### Set problem
Transcribe the entries below exactly.

-- Start of Given entries --

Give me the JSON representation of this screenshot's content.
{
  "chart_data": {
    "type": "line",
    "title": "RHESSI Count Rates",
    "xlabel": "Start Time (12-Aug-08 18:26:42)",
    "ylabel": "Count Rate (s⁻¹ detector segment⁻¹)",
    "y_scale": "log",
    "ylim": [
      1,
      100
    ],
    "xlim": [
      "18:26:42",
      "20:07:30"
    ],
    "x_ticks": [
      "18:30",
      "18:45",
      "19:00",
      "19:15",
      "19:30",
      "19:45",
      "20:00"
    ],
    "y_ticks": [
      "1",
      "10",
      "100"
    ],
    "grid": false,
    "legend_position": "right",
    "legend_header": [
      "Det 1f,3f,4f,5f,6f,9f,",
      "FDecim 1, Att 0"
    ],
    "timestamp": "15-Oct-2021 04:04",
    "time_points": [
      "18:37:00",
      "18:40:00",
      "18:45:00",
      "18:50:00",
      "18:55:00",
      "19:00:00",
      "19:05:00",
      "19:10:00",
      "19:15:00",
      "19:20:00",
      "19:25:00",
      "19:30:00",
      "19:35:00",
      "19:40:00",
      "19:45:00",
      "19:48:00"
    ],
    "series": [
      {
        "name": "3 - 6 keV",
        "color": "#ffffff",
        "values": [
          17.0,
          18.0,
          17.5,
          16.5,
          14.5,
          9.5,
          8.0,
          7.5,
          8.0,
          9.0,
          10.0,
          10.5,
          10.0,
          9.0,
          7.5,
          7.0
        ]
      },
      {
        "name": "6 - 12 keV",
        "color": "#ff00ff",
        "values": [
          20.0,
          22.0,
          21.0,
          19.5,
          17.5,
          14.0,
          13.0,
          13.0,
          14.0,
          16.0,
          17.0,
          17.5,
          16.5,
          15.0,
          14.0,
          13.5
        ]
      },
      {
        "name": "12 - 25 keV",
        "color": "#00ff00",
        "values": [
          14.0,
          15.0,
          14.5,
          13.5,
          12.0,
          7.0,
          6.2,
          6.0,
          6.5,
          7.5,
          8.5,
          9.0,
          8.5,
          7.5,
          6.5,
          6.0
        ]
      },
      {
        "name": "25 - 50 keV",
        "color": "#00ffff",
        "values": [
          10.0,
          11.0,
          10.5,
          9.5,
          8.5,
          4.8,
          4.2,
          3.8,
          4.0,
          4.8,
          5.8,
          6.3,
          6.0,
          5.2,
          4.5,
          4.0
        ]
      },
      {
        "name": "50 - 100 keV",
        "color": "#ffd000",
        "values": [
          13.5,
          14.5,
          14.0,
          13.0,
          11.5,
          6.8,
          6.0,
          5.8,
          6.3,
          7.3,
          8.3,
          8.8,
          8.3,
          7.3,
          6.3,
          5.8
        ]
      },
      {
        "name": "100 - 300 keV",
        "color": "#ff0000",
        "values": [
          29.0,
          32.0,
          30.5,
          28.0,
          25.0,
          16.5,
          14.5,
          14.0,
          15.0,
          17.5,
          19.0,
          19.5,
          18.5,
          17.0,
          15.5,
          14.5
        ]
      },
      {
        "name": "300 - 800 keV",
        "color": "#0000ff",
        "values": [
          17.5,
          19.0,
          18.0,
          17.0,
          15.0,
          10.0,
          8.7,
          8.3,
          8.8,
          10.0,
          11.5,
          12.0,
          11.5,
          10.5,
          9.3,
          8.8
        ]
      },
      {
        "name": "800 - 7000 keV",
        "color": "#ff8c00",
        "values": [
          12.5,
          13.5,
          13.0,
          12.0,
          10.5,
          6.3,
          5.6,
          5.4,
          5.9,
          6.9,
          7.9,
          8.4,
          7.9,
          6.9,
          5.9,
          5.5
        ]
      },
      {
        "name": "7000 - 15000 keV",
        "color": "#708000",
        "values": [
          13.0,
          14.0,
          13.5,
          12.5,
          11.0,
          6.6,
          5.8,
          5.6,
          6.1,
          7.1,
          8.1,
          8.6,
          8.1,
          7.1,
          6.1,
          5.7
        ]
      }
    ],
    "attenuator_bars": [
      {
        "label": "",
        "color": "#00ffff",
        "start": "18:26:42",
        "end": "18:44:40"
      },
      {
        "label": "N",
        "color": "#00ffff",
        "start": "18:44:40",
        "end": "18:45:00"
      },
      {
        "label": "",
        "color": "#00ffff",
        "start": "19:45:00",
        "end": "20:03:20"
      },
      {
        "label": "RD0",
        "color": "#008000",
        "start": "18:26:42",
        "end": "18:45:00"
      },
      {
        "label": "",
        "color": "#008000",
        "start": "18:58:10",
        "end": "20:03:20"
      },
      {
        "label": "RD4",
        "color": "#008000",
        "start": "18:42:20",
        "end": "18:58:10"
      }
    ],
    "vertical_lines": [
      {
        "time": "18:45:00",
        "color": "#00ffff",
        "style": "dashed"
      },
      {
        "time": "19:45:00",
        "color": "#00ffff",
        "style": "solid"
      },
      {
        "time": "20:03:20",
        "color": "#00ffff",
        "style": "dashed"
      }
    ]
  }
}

-- End of Given entries --

### Exercise answer
Give me the JSON representation of this screenshot's content.
{
  "chart_data": {
    "type": "line",
    "title": "RHESSI Count Rates",
    "xlabel": "Start Time (12-Aug-08 18:26:42)",
    "ylabel": "Count Rate (s⁻¹ detector segment⁻¹)",
    "y_scale": "log",
    "ylim": [
      1,
      100
    ],
    "xlim": [
      "18:26:42",
      "20:07:30"
    ],
    "x_ticks": [
      "18:30",
      "18:45",
      "19:00",
      "19:15",
      "19:30",
      "19:45",
      "20:00"
    ],
    "y_ticks": [
      "1",
      "10",
      "100"
    ],
    "grid": false,
    "legend_position": "right",
    "legend_header": [
      "Det 1f,3f,4f,5f,6f,9f,",
      "FDecim 1, Att 0"
    ],
    "timestamp": "15-Oct-2021 04:04",
    "time_points": [
      "18:37:00",
      "18:40:00",
      "18:45:00",
      "18:50:00",
      "18:55:00",
      "19:00:00",
      "19:05:00",
      "19:10:00",
      "19:15:00",
      "19:20:00",
      "19:25:00",
      "19:30:00",
      "19:35:00",
      "19:40:00",
      "19:45:00",
      "19:48:00"
    ],
    "series": [
      {
        "name": "3 - 6 keV",
        "color": "#ffffff",
        "values": [
          17.0,
          18.0,
          17.5,
          16.5,
          14.5,
          9.5,
          8.0,
          7.5,
          8.0,
          9.0,
          10.0,
          10.5,
          10.0,
          9.0,
          7.5,
          7.0
        ]
      },
      {
        "name": "6 - 12 keV",
        "color": "#ff00ff",
        "values": [
          20.0,
          22.0,
          21.0,
          19.5,
          17.5,
          14.0,
          13.0,
          13.0,
          14.0,
          16.0,
          17.0,
          17.5,
          16.5,
          15.0,
          14.0,
          13.5
        ]
      },
      {
        "name": "12 - 25 keV",
        "color": "#00ff00",
        "values": [
          14.0,
          15.0,
          14.5,
          13.5,
          12.0,
          7.0,
          6.2,
          6.0,
          6.5,
          7.5,
          8.5,
          9.0,
          8.5,
          7.5,
          6.5,
          6.0
        ]
      },
      {
        "name": "25 - 50 keV",
        "color": "#00ffff",
        "values": [
          10.0,
          11.0,
          10.5,
          9.5,
          8.5,
          4.8,
          4.2,
          3.8,
          4.0,
          4.8,
          5.8,
          6.3,
          6.0,
          5.2,
          4.5,
          4.0
        ]
      },
      {
        "name": "50 - 100 keV",
        "color": "#ffd000",
        "values": [
          13.5,
          14.5,
          14.0,
          13.0,
          11.5,
          6.8,
          6.0,
          5.8,
          6.3,
          7.3,
          8.3,
          8.8,
          8.3,
          7.3,
          6.3,
          5.8
        ]
      },
      {
        "name": "100 - 300 keV",
        "color": "#ff0000",
        "values": [
          29.0,
          32.0,
          30.5,
          28.0,
          25.0,
          16.5,
          14.5,
          14.0,
          15.0,
          17.5,
          19.0,
          19.5,
          18.5,
          17.0,
          15.5,
          14.5
        ]
      },
      {
        "name": "300 - 800 keV",
        "color": "#0000ff",
        "values": [
          17.5,
          19.0,
          18.0,
          17.0,
          15.0,
          10.0,
          8.7,
          8.3,
          8.8,
          10.0,
          11.5,
          12.0,
          11.5,
          10.5,
          9.3,
          8.8
        ]
      },
      {
        "name": "800 - 7000 keV",
        "color": "#ff8c00",
        "values": [
          12.5,
          13.5,
          13.0,
          12.0,
          10.5,
          6.3,
          5.6,
          5.4,
          5.9,
          6.9,
          7.9,
          8.4,
          7.9,
          6.9,
          5.9,
          5.5
        ]
      },
      {
        "name": "7000 - 15000 keV",
        "color": "#708000",
        "values": [
          13.0,
          14.0,
          13.5,
          12.5,
          11.0,
          6.6,
          5.8,
          5.6,
          6.1,
          7.1,
          8.1,
          8.6,
          8.1,
          7.1,
          6.1,
          5.7
        ]
      }
    ],
    "attenuator_bars": [
      {
        "label": "",
        "color": "#00ffff",
        "start": "18:26:42",
        "end": "18:44:40"
      },
      {
        "label": "N",
        "color": "#00ffff",
        "start": "18:44:40",
        "end": "18:45:00"
      },
      {
        "label": "",
        "color": "#00ffff",
        "start": "19:45:00",
        "end": "20:03:20"
      },
      {
        "label": "RD0",
        "color": "#008000",
        "start": "18:26:42",
        "end": "18:45:00"
      },
      {
        "label": "",
        "color": "#008000",
        "start": "18:58:10",
        "end": "20:03:20"
      },
      {
        "label": "RD4",
        "color": "#008000",
        "start": "18:42:20",
        "end": "18:58:10"
      }
    ],
    "vertical_lines": [
      {
        "time": "18:45:00",
        "color": "#00ffff",
        "style": "dashed"
      },
      {
        "time": "19:45:00",
        "color": "#00ffff",
        "style": "solid"
      },
      {
        "time": "20:03:20",
        "color": "#00ffff",
        "style": "dashed"
      }
    ]
  }
}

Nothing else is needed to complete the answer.